§ Task details: Would you transcribe the whole listing exactly, minus its pictures?

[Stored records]
----

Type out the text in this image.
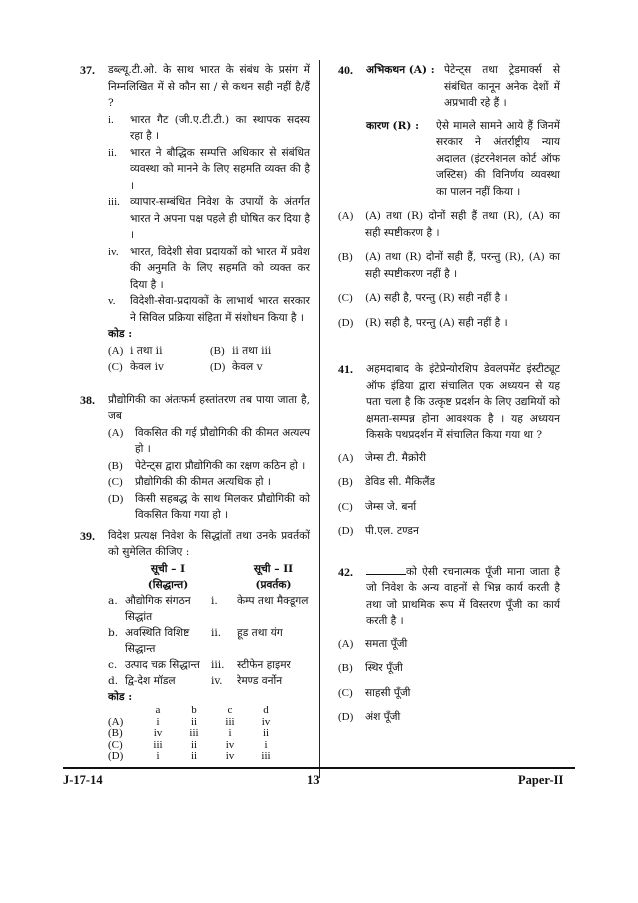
37. डब्ल्यू.टी.ओ. के साथ भारत के संबंध के प्रसंग में निम्नलिखित में से कौन सा / से कथन सही नहीं है/हैं ?
i.	भारत गैट (जी.ए.टी.टी.) का स्थापक सदस्य रहा है ।
ii.	भारत ने बौद्धिक सम्पत्ति अधिकार से संबंधित व्यवस्था को मानने के लिए सहमति व्यक्त की है ।
iii. व्यापार-सम्बंधित निवेश के उपायों के अंतर्गत भारत ने अपना पक्ष पहले ही घोषित कर दिया है ।
iv.	भारत, विदेशी सेवा प्रदायकों को भारत में प्रवेश की अनुमति के लिए सहमति को व्यक्त कर दिया है ।
v.	विदेशी-सेवा-प्रदायकों के लाभार्थ भारत सरकार ने सिविल प्रक्रिया संहिता में संशोधन किया है ।
कोड :
(A) i तथा ii	(B) ii तथा iii
(C) केवल iv	(D) केवल v
38. प्रौद्योगिकी का अंतःफर्म हस्तांतरण तब पाया जाता है, जब
(A)	विकसित की गई प्रौद्योगिकी की कीमत अत्यल्प हो ।
(B)	पेटेन्ट्स द्वारा प्रौद्योगिकी का रक्षण कठिन हो ।
(C)	प्रौद्योगिकी की कीमत अत्यधिक हो ।
(D)	किसी सहबद्ध के साथ मिलकर प्रौद्योगिकी को विकसित किया गया हो ।
39. विदेश प्रत्यक्ष निवेश के सिद्धांतों तथा उनके प्रवर्तकों को सुमेलित कीजिए :
	सूची – I		सूची – II
	(सिद्धान्त)		(प्रवर्तक)
a.	औद्योगिक संगठन सिद्धांत	i.	केम्प तथा मैक्डूगल
b.	अवस्थिति विशिष्ट सिद्धान्त	ii.	हूड तथा यंग
c.	उत्पाद चक्र सिद्धान्त	iii.	स्टीफेन हाइमर
d.	द्वि-देश मॉडल	iv.	रेमण्ड वर्नोन
कोड :
	a	b	c	d
(A)	i	ii	iii	iv
(B)	iv	iii	i	ii
(C)	iii	ii	iv	i
(D)	i	ii	iv	iii
40. अभिकथन (A) : पेटेन्ट्स तथा ट्रेडमार्क्स से संबंधित कानून अनेक देशों में अप्रभावी रहे हैं ।
कारण (R) :	ऐसे मामले सामने आये हैं जिनमें सरकार ने अंतर्राष्ट्रीय न्याय अदालत (इंटरनेशनल कोर्ट ऑफ जस्टिस) की विनिर्णय व्यवस्था का पालन नहीं किया ।
(A)	(A) तथा (R) दोनों सही हैं तथा (R), (A) का सही स्पष्टीकरण है ।
(B)	(A) तथा (R) दोनों सही हैं, परन्तु (R), (A) का सही स्पष्टीकरण नहीं है ।
(C)	(A) सही है, परन्तु (R) सही नहीं है ।
(D)	(R) सही है, परन्तु (A) सही नहीं है ।
41. अहमदाबाद के इंटेप्रेन्योरशिप डेवलपमेंट इंस्टीट्यूट ऑफ इंडिया द्वारा संचालित एक अध्ययन से यह पता चला है कि उत्कृष्ट प्रदर्शन के लिए उद्यमियों को क्षमता-सम्पन्न होना आवश्यक है । यह अध्ययन किसके पथप्रदर्शन में संचालित किया गया था ?
(A)	जेम्स टी. मैक्रोरी
(B)	डेविड सी. मैकिलैंड
(C)	जेम्स जे. बर्ना
(D)	पी.एल. टण्डन
42.	को ऐसी रचनात्मक पूँजी माना जाता है जो निवेश के अन्य वाहनों से भिन्न कार्य करती है तथा जो प्राथमिक रूप में विस्तरण पूँजी का कार्य करती है ।
(A)	समता पूँजी
(B)	स्थिर पूँजी
(C)	साहसी पूँजी
(D)	अंश पूँजी
J-17-14	13	Paper-II
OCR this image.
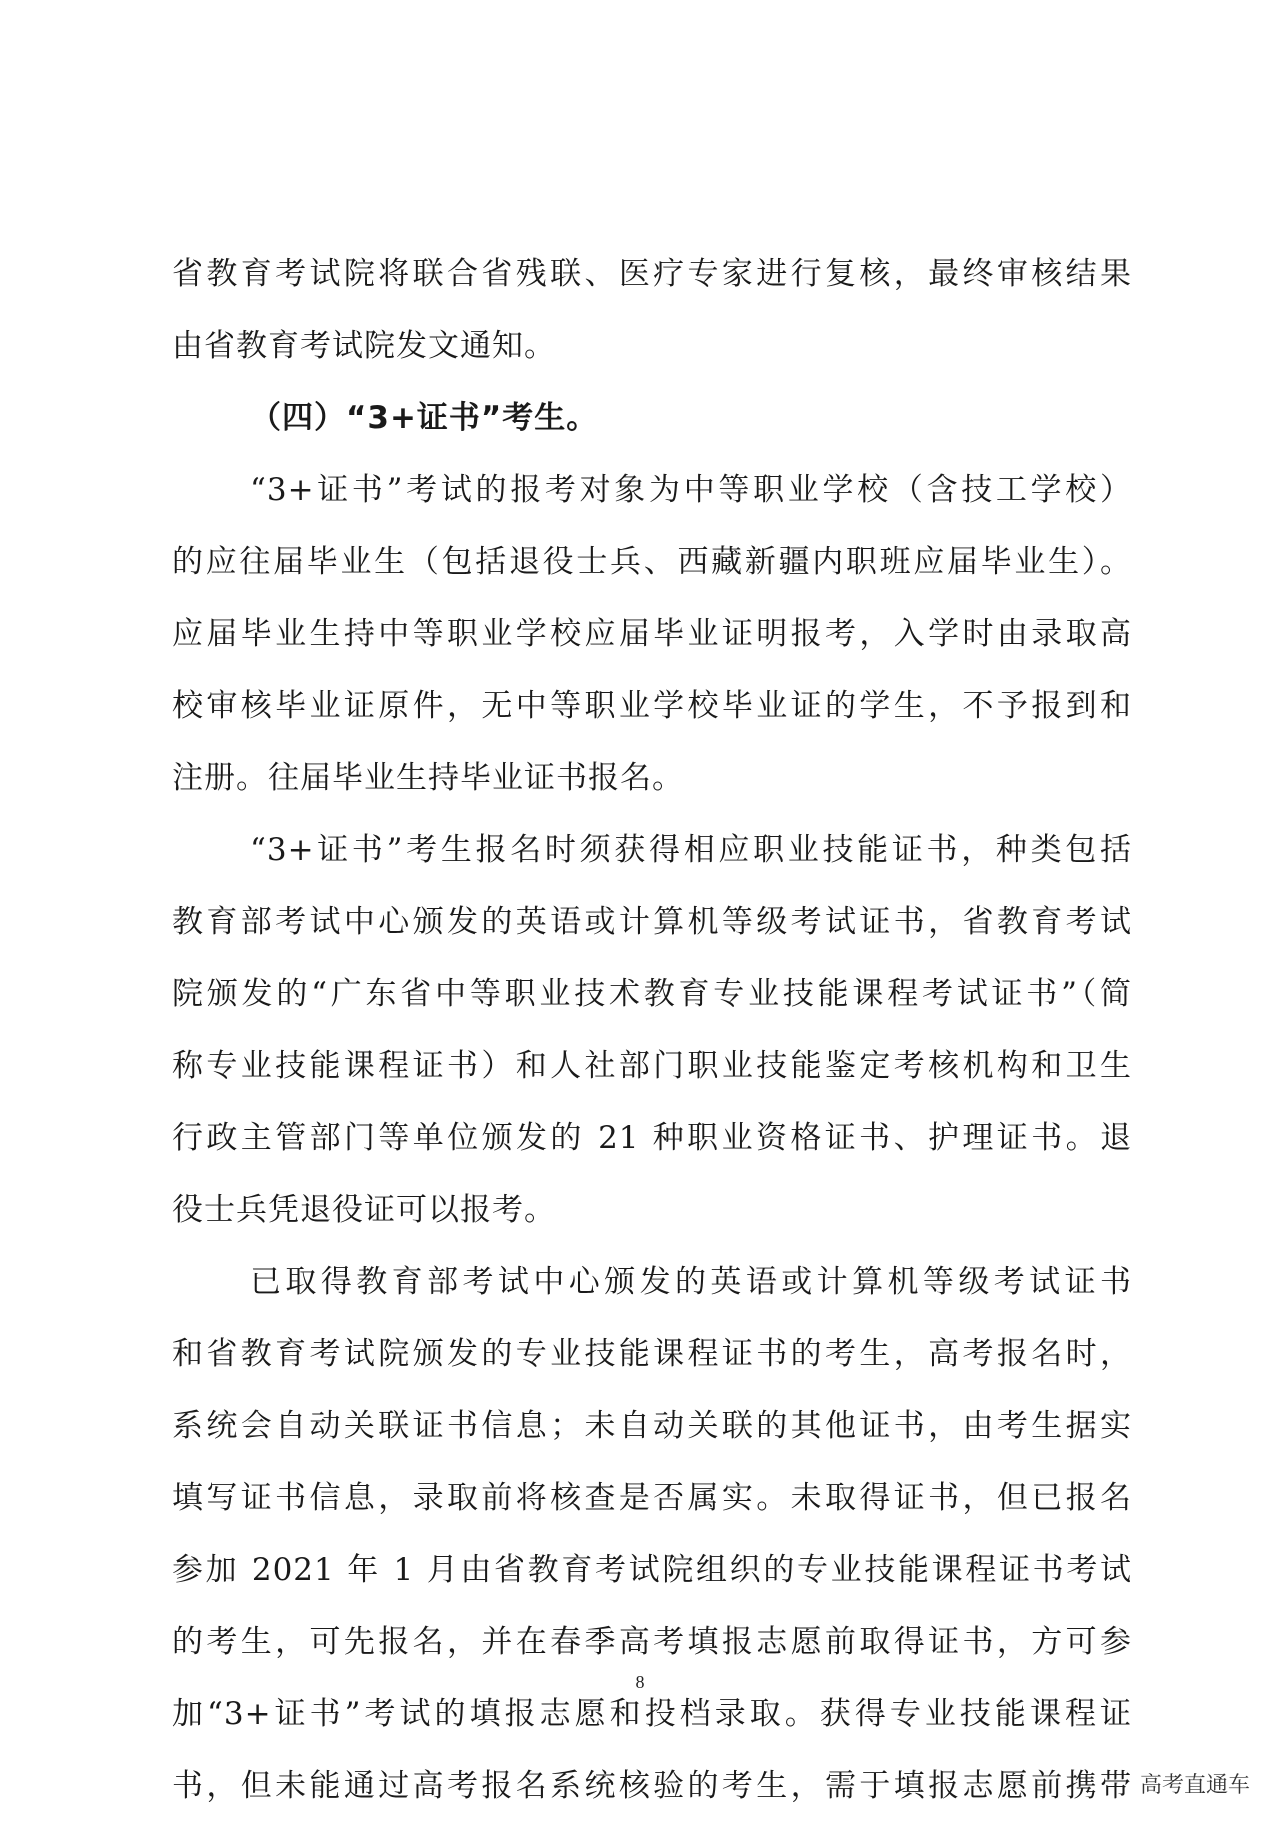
省教育考试院将联合省残联、医疗专家进行复核，最终审核结果
由省教育考试院发文通知。
（四）“3+证书”考生。
“3+证书”考试的报考对象为中等职业学校（含技工学校）
的应往届毕业生（包括退役士兵、西藏新疆内职班应届毕业生）。
应届毕业生持中等职业学校应届毕业证明报考，入学时由录取高
校审核毕业证原件，无中等职业学校毕业证的学生，不予报到和
注册。往届毕业生持毕业证书报名。
“3+证书”考生报名时须获得相应职业技能证书，种类包括
教育部考试中心颁发的英语或计算机等级考试证书，省教育考试
院颁发的“广东省中等职业技术教育专业技能课程考试证书”（简
称专业技能课程证书）和人社部门职业技能鉴定考核机构和卫生
行政主管部门等单位颁发的 21 种职业资格证书、护理证书。退
役士兵凭退役证可以报考。
已取得教育部考试中心颁发的英语或计算机等级考试证书
和省教育考试院颁发的专业技能课程证书的考生，高考报名时，
系统会自动关联证书信息；未自动关联的其他证书，由考生据实
填写证书信息，录取前将核查是否属实。未取得证书，但已报名
参加 2021 年 1 月由省教育考试院组织的专业技能课程证书考试
的考生，可先报名，并在春季高考填报志愿前取得证书，方可参
加“3+证书”考试的填报志愿和投档录取。获得专业技能课程证
书，但未能通过高考报名系统核验的考生，需于填报志愿前携带
8
高考直通车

----

§ Correct output:
Type out the text in this image.
37. डब्ल्यू.टी.ओ. के साथ भारत के संबंध के प्रसंग में निम्नलिखित में से कौन सा / से कथन सही नहीं है/हैं ?
i.	भारत गैट (जी.ए.टी.टी.) का स्थापक सदस्य रहा है ।
ii.	भारत ने बौद्धिक सम्पत्ति अधिकार से संबंधित व्यवस्था को मानने के लिए सहमति व्यक्त की है ।
iii. व्यापार-सम्बंधित निवेश के उपायों के अंतर्गत भारत ने अपना पक्ष पहले ही घोषित कर दिया है ।
iv.	भारत, विदेशी सेवा प्रदायकों को भारत में प्रवेश की अनुमति के लिए सहमति को व्यक्त कर दिया है ।
v.	विदेशी-सेवा-प्रदायकों के लाभार्थ भारत सरकार ने सिविल प्रक्रिया संहिता में संशोधन किया है ।
कोड :
(A) i तथा ii	(B) ii तथा iii
(C) केवल iv	(D) केवल v
38. प्रौद्योगिकी का अंतःफर्म हस्तांतरण तब पाया जाता है, जब
(A)	विकसित की गई प्रौद्योगिकी की कीमत अत्यल्प हो ।
(B)	पेटेन्ट्स द्वारा प्रौद्योगिकी का रक्षण कठिन हो ।
(C)	प्रौद्योगिकी की कीमत अत्यधिक हो ।
(D)	किसी सहबद्ध के साथ मिलकर प्रौद्योगिकी को विकसित किया गया हो ।
39. विदेश प्रत्यक्ष निवेश के सिद्धांतों तथा उनके प्रवर्तकों को सुमेलित कीजिए :
	सूची – I		सूची – II
	(सिद्धान्त)		(प्रवर्तक)
a.	औद्योगिक संगठन सिद्धांत	i.	केम्प तथा मैक्डूगल
b.	अवस्थिति विशिष्ट सिद्धान्त	ii.	हूड तथा यंग
c.	उत्पाद चक्र सिद्धान्त	iii.	स्टीफेन हाइमर
d.	द्वि-देश मॉडल	iv.	रेमण्ड वर्नोन
कोड :
	a	b	c	d
(A)	i	ii	iii	iv
(B)	iv	iii	i	ii
(C)	iii	ii	iv	i
(D)	i	ii	iv	iii
40. अभिकथन (A) : पेटेन्ट्स तथा ट्रेडमार्क्स से संबंधित कानून अनेक देशों में अप्रभावी रहे हैं ।
कारण (R) :	ऐसे मामले सामने आये हैं जिनमें सरकार ने अंतर्राष्ट्रीय न्याय अदालत (इंटरनेशनल कोर्ट ऑफ जस्टिस) की विनिर्णय व्यवस्था का पालन नहीं किया ।
(A)	(A) तथा (R) दोनों सही हैं तथा (R), (A) का सही स्पष्टीकरण है ।
(B)	(A) तथा (R) दोनों सही हैं, परन्तु (R), (A) का सही स्पष्टीकरण नहीं है ।
(C)	(A) सही है, परन्तु (R) सही नहीं है ।
(D)	(R) सही है, परन्तु (A) सही नहीं है ।
41. अहमदाबाद के इंटेप्रेन्योरशिप डेवलपमेंट इंस्टीट्यूट ऑफ इंडिया द्वारा संचालित एक अध्ययन से यह पता चला है कि उत्कृष्ट प्रदर्शन के लिए उद्यमियों को क्षमता-सम्पन्न होना आवश्यक है । यह अध्ययन किसके पथप्रदर्शन में संचालित किया गया था ?
(A)	जेम्स टी. मैक्रोरी
(B)	डेविड सी. मैकिलैंड
(C)	जेम्स जे. बर्ना
(D)	पी.एल. टण्डन
42.	को ऐसी रचनात्मक पूँजी माना जाता है जो निवेश के अन्य वाहनों से भिन्न कार्य करती है तथा जो प्राथमिक रूप में विस्तरण पूँजी का कार्य करती है ।
(A)	समता पूँजी
(B)	स्थिर पूँजी
(C)	साहसी पूँजी
(D)	अंश पूँजी
J-17-14	13	Paper-II
OCR this image.
省教育考试院将联合省残联、医疗专家进行复核，最终审核结果
由省教育考试院发文通知。
（四）“3+证书”考生。
“3+证书”考试的报考对象为中等职业学校（含技工学校）
的应往届毕业生（包括退役士兵、西藏新疆内职班应届毕业生）。
应届毕业生持中等职业学校应届毕业证明报考，入学时由录取高
校审核毕业证原件，无中等职业学校毕业证的学生，不予报到和
注册。往届毕业生持毕业证书报名。
“3+证书”考生报名时须获得相应职业技能证书，种类包括
教育部考试中心颁发的英语或计算机等级考试证书，省教育考试
院颁发的“广东省中等职业技术教育专业技能课程考试证书”（简
称专业技能课程证书）和人社部门职业技能鉴定考核机构和卫生
行政主管部门等单位颁发的 21 种职业资格证书、护理证书。退
役士兵凭退役证可以报考。
已取得教育部考试中心颁发的英语或计算机等级考试证书
和省教育考试院颁发的专业技能课程证书的考生，高考报名时，
系统会自动关联证书信息；未自动关联的其他证书，由考生据实
填写证书信息，录取前将核查是否属实。未取得证书，但已报名
参加 2021 年 1 月由省教育考试院组织的专业技能课程证书考试
的考生，可先报名，并在春季高考填报志愿前取得证书，方可参
加“3+证书”考试的填报志愿和投档录取。获得专业技能课程证
书，但未能通过高考报名系统核验的考生，需于填报志愿前携带
8
高考直通车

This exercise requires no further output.